- The task:
Search the records for the word "субсидий" and pick out every line that has it.

Extracted records
══════════

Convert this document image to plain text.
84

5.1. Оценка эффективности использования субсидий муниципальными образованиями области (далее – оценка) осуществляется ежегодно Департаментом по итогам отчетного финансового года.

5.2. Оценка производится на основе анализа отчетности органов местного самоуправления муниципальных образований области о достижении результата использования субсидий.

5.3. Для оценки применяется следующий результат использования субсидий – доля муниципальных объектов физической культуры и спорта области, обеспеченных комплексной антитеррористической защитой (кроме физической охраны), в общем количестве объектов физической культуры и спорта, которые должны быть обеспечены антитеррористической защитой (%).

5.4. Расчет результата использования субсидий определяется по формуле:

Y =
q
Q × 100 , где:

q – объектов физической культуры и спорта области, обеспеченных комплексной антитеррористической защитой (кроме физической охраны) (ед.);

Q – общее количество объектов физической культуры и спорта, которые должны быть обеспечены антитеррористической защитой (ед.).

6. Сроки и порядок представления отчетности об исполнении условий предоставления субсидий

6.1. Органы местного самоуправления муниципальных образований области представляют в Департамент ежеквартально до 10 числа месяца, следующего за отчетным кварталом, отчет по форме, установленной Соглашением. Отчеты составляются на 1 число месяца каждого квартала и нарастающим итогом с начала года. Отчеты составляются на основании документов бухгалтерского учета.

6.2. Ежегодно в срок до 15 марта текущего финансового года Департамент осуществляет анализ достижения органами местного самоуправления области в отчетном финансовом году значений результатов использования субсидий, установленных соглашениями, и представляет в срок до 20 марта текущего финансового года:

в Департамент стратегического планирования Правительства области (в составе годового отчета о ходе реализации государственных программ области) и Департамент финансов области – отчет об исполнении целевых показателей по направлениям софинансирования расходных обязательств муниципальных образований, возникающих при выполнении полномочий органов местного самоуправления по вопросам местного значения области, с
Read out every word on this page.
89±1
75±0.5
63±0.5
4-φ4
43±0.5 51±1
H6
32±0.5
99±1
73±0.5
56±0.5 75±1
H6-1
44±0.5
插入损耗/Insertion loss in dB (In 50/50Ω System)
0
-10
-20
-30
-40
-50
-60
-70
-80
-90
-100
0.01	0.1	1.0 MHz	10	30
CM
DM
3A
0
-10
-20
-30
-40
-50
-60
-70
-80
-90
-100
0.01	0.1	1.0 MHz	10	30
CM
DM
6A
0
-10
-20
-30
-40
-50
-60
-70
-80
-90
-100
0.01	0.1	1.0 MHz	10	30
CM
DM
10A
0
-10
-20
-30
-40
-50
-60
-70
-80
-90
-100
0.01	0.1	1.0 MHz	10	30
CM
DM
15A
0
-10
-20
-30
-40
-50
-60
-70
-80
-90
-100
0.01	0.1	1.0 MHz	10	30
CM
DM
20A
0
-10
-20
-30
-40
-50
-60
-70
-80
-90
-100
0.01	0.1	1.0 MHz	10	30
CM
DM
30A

══════════

- Written solution:
5.1. Оценка эффективности использования субсидий муниципальными образованиями области (далее – оценка) осуществляется ежегодно Департаментом по итогам отчетного финансового года.
5.2. Оценка производится на основе анализа отчетности органов местного самоуправления муниципальных образований области о достижении результата использования субсидий.
5.3. Для оценки применяется следующий результат использования субсидий – доля муниципальных объектов физической культуры и спорта области, обеспеченных комплексной антитеррористической защитой (кроме физической охраны), в общем количестве объектов физической культуры и спорта, которые должны быть обеспечены антитеррористической защитой (%).
5.4. Расчет результата использования субсидий определяется по формуле:
6. Сроки и порядок представления отчетности об исполнении условий предоставления субсидий
6.2. Ежегодно в срок до 15 марта текущего финансового года Департамент осуществляет анализ достижения органами местного самоуправления области в отчетном финансовом году значений результатов использования субсидий, установленных соглашениями, и представляет в срок до 20 марта текущего финансового года:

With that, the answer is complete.